───── The input

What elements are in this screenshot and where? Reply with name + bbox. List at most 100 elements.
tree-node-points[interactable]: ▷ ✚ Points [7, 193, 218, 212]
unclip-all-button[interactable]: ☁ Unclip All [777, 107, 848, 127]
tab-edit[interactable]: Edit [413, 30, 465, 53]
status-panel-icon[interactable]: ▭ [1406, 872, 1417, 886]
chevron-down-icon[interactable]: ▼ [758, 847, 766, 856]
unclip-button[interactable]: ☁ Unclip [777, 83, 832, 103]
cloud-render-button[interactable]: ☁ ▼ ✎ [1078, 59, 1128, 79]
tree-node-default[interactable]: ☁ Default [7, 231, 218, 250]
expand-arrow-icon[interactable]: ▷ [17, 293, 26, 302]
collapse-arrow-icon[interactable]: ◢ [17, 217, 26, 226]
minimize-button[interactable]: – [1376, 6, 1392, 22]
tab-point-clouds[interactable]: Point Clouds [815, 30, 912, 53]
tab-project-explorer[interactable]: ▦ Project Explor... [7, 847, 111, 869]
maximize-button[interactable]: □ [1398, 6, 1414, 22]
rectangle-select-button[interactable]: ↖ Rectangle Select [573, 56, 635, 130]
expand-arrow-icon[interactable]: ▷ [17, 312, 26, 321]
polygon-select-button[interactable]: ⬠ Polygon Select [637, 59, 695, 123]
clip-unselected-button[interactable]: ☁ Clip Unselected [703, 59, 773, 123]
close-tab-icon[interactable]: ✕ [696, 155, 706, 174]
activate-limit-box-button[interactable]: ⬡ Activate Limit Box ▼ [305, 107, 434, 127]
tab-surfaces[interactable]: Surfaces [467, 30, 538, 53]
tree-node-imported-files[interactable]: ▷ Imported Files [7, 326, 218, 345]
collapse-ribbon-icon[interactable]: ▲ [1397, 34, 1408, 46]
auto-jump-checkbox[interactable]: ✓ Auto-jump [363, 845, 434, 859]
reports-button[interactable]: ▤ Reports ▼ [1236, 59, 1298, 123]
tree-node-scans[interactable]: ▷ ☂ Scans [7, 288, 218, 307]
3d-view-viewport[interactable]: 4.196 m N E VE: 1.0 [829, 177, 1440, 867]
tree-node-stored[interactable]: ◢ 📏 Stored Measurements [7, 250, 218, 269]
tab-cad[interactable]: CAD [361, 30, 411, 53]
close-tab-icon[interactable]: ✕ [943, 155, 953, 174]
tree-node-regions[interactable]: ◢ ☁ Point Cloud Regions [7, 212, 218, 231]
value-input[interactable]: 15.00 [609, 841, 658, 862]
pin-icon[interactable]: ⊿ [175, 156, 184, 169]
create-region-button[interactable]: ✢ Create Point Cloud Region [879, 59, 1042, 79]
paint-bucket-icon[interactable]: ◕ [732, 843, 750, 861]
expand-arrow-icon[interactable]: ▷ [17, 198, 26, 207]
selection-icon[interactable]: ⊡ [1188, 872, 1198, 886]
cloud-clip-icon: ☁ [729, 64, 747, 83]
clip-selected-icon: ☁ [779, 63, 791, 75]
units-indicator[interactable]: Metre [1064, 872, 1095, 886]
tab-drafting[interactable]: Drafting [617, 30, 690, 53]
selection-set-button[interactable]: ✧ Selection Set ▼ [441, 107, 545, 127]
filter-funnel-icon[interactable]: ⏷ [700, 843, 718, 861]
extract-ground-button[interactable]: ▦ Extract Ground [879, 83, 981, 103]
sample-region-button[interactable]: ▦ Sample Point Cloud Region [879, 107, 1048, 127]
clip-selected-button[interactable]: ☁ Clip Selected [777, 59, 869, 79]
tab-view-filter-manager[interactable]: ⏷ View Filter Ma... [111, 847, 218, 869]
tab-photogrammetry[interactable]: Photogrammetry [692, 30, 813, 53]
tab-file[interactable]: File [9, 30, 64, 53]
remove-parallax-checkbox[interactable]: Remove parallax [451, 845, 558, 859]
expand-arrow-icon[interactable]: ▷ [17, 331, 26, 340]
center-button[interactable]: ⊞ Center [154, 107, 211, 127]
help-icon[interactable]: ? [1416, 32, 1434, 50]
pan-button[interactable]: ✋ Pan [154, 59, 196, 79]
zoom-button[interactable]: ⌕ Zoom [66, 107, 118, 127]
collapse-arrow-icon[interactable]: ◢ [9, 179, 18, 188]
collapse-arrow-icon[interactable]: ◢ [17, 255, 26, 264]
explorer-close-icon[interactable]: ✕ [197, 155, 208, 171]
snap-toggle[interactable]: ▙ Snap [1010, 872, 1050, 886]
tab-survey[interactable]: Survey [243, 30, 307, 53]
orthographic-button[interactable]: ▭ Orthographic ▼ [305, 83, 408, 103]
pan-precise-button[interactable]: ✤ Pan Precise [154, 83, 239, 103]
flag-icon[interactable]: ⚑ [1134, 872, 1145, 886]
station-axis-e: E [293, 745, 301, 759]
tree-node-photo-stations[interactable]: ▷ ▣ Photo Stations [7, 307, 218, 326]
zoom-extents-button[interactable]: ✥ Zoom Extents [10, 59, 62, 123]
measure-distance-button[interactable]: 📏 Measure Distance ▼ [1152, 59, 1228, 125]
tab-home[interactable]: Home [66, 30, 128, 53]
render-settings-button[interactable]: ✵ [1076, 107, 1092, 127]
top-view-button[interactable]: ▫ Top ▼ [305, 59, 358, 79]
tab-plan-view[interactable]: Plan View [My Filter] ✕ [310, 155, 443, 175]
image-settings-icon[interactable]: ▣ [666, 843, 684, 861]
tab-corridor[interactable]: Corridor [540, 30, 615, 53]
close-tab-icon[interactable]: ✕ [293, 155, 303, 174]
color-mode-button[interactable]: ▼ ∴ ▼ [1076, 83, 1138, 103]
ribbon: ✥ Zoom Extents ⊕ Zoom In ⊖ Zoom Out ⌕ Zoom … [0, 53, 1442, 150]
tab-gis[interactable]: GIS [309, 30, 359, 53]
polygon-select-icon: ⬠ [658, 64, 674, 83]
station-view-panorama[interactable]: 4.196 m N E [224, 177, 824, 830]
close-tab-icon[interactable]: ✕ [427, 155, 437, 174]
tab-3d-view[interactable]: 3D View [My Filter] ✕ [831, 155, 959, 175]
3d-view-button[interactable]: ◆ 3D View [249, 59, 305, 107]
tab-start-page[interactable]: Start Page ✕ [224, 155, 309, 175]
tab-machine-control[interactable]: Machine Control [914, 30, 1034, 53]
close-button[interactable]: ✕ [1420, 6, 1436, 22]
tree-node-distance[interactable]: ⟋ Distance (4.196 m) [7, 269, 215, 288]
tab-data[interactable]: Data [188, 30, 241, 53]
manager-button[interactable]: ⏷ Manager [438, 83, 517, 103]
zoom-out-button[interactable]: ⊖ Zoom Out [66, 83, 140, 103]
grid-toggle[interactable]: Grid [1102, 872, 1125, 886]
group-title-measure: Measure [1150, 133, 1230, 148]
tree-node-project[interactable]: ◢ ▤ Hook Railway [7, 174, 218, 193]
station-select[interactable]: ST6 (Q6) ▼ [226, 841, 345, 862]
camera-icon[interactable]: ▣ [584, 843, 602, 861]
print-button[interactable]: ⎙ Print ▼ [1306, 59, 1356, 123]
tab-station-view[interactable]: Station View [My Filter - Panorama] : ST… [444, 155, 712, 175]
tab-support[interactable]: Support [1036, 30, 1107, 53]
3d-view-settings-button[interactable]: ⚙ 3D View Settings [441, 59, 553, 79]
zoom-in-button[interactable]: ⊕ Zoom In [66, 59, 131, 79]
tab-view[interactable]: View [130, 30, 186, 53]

──────────

#### Set problem:
Rewrite every item above, substituting "Hook Viaduct" for "Hook Railway" wherever it appears and leaving everything else unchanged.

#### Written response:
What elements are in this screenshot and where? Reply with name + bbox. List at most 100 elements.
tree-node-points[interactable]: ▷ ✚ Points [7, 193, 218, 212]
unclip-all-button[interactable]: ☁ Unclip All [777, 107, 848, 127]
tab-edit[interactable]: Edit [413, 30, 465, 53]
status-panel-icon[interactable]: ▭ [1406, 872, 1417, 886]
chevron-down-icon[interactable]: ▼ [758, 847, 766, 856]
unclip-button[interactable]: ☁ Unclip [777, 83, 832, 103]
cloud-render-button[interactable]: ☁ ▼ ✎ [1078, 59, 1128, 79]
tree-node-default[interactable]: ☁ Default [7, 231, 218, 250]
expand-arrow-icon[interactable]: ▷ [17, 293, 26, 302]
collapse-arrow-icon[interactable]: ◢ [17, 217, 26, 226]
minimize-button[interactable]: – [1376, 6, 1392, 22]
tab-point-clouds[interactable]: Point Clouds [815, 30, 912, 53]
tab-project-explorer[interactable]: ▦ Project Explor... [7, 847, 111, 869]
maximize-button[interactable]: □ [1398, 6, 1414, 22]
rectangle-select-button[interactable]: ↖ Rectangle Select [573, 56, 635, 130]
expand-arrow-icon[interactable]: ▷ [17, 312, 26, 321]
polygon-select-button[interactable]: ⬠ Polygon Select [637, 59, 695, 123]
clip-unselected-button[interactable]: ☁ Clip Unselected [703, 59, 773, 123]
close-tab-icon[interactable]: ✕ [696, 155, 706, 174]
activate-limit-box-button[interactable]: ⬡ Activate Limit Box ▼ [305, 107, 434, 127]
tab-surfaces[interactable]: Surfaces [467, 30, 538, 53]
tree-node-imported-files[interactable]: ▷ Imported Files [7, 326, 218, 345]
collapse-ribbon-icon[interactable]: ▲ [1397, 34, 1408, 46]
auto-jump-checkbox[interactable]: ✓ Auto-jump [363, 845, 434, 859]
reports-button[interactable]: ▤ Reports ▼ [1236, 59, 1298, 123]
tree-node-scans[interactable]: ▷ ☂ Scans [7, 288, 218, 307]
3d-view-viewport[interactable]: 4.196 m N E VE: 1.0 [829, 177, 1440, 867]
tree-node-stored[interactable]: ◢ 📏 Stored Measurements [7, 250, 218, 269]
tab-cad[interactable]: CAD [361, 30, 411, 53]
close-tab-icon[interactable]: ✕ [943, 155, 953, 174]
tree-node-regions[interactable]: ◢ ☁ Point Cloud Regions [7, 212, 218, 231]
value-input[interactable]: 15.00 [609, 841, 658, 862]
pin-icon[interactable]: ⊿ [175, 156, 184, 169]
create-region-button[interactable]: ✢ Create Point Cloud Region [879, 59, 1042, 79]
paint-bucket-icon[interactable]: ◕ [732, 843, 750, 861]
expand-arrow-icon[interactable]: ▷ [17, 198, 26, 207]
selection-icon[interactable]: ⊡ [1188, 872, 1198, 886]
cloud-clip-icon: ☁ [729, 64, 747, 83]
clip-selected-icon: ☁ [779, 63, 791, 75]
units-indicator[interactable]: Metre [1064, 872, 1095, 886]
tab-drafting[interactable]: Drafting [617, 30, 690, 53]
selection-set-button[interactable]: ✧ Selection Set ▼ [441, 107, 545, 127]
filter-funnel-icon[interactable]: ⏷ [700, 843, 718, 861]
extract-ground-button[interactable]: ▦ Extract Ground [879, 83, 981, 103]
sample-region-button[interactable]: ▦ Sample Point Cloud Region [879, 107, 1048, 127]
clip-selected-button[interactable]: ☁ Clip Selected [777, 59, 869, 79]
tab-view-filter-manager[interactable]: ⏷ View Filter Ma... [111, 847, 218, 869]
tab-photogrammetry[interactable]: Photogrammetry [692, 30, 813, 53]
tab-file[interactable]: File [9, 30, 64, 53]
remove-parallax-checkbox[interactable]: Remove parallax [451, 845, 558, 859]
expand-arrow-icon[interactable]: ▷ [17, 331, 26, 340]
center-button[interactable]: ⊞ Center [154, 107, 211, 127]
help-icon[interactable]: ? [1416, 32, 1434, 50]
pan-button[interactable]: ✋ Pan [154, 59, 196, 79]
zoom-button[interactable]: ⌕ Zoom [66, 107, 118, 127]
collapse-arrow-icon[interactable]: ◢ [9, 179, 18, 188]
collapse-arrow-icon[interactable]: ◢ [17, 255, 26, 264]
explorer-close-icon[interactable]: ✕ [197, 155, 208, 171]
snap-toggle[interactable]: ▙ Snap [1010, 872, 1050, 886]
tab-survey[interactable]: Survey [243, 30, 307, 53]
orthographic-button[interactable]: ▭ Orthographic ▼ [305, 83, 408, 103]
pan-precise-button[interactable]: ✤ Pan Precise [154, 83, 239, 103]
flag-icon[interactable]: ⚑ [1134, 872, 1145, 886]
station-axis-e: E [293, 745, 301, 759]
tree-node-photo-stations[interactable]: ▷ ▣ Photo Stations [7, 307, 218, 326]
zoom-extents-button[interactable]: ✥ Zoom Extents [10, 59, 62, 123]
measure-distance-button[interactable]: 📏 Measure Distance ▼ [1152, 59, 1228, 125]
tab-home[interactable]: Home [66, 30, 128, 53]
render-settings-button[interactable]: ✵ [1076, 107, 1092, 127]
top-view-button[interactable]: ▫ Top ▼ [305, 59, 358, 79]
tab-plan-view[interactable]: Plan View [My Filter] ✕ [310, 155, 443, 175]
image-settings-icon[interactable]: ▣ [666, 843, 684, 861]
tab-corridor[interactable]: Corridor [540, 30, 615, 53]
close-tab-icon[interactable]: ✕ [293, 155, 303, 174]
color-mode-button[interactable]: ▼ ∴ ▼ [1076, 83, 1138, 103]
ribbon: ✥ Zoom Extents ⊕ Zoom In ⊖ Zoom Out ⌕ Zoom … [0, 53, 1442, 150]
tab-gis[interactable]: GIS [309, 30, 359, 53]
polygon-select-icon: ⬠ [658, 64, 674, 83]
station-view-panorama[interactable]: 4.196 m N E [224, 177, 824, 830]
close-tab-icon[interactable]: ✕ [427, 155, 437, 174]
tab-3d-view[interactable]: 3D View [My Filter] ✕ [831, 155, 959, 175]
3d-view-button[interactable]: ◆ 3D View [249, 59, 305, 107]
tab-start-page[interactable]: Start Page ✕ [224, 155, 309, 175]
tab-machine-control[interactable]: Machine Control [914, 30, 1034, 53]
close-button[interactable]: ✕ [1420, 6, 1436, 22]
tree-node-distance[interactable]: ⟋ Distance (4.196 m) [7, 269, 215, 288]
tab-data[interactable]: Data [188, 30, 241, 53]
manager-button[interactable]: ⏷ Manager [438, 83, 517, 103]
zoom-out-button[interactable]: ⊖ Zoom Out [66, 83, 140, 103]
grid-toggle[interactable]: Grid [1102, 872, 1125, 886]
group-title-measure: Measure [1150, 133, 1230, 148]
tree-node-project[interactable]: ◢ ▤ Hook Viaduct [7, 174, 218, 193]
station-select[interactable]: ST6 (Q6) ▼ [226, 841, 345, 862]
camera-icon[interactable]: ▣ [584, 843, 602, 861]
print-button[interactable]: ⎙ Print ▼ [1306, 59, 1356, 123]
tab-station-view[interactable]: Station View [My Filter - Panorama] : ST… [444, 155, 712, 175]
tab-support[interactable]: Support [1036, 30, 1107, 53]
3d-view-settings-button[interactable]: ⚙ 3D View Settings [441, 59, 553, 79]
zoom-in-button[interactable]: ⊕ Zoom In [66, 59, 131, 79]
tab-view[interactable]: View [130, 30, 186, 53]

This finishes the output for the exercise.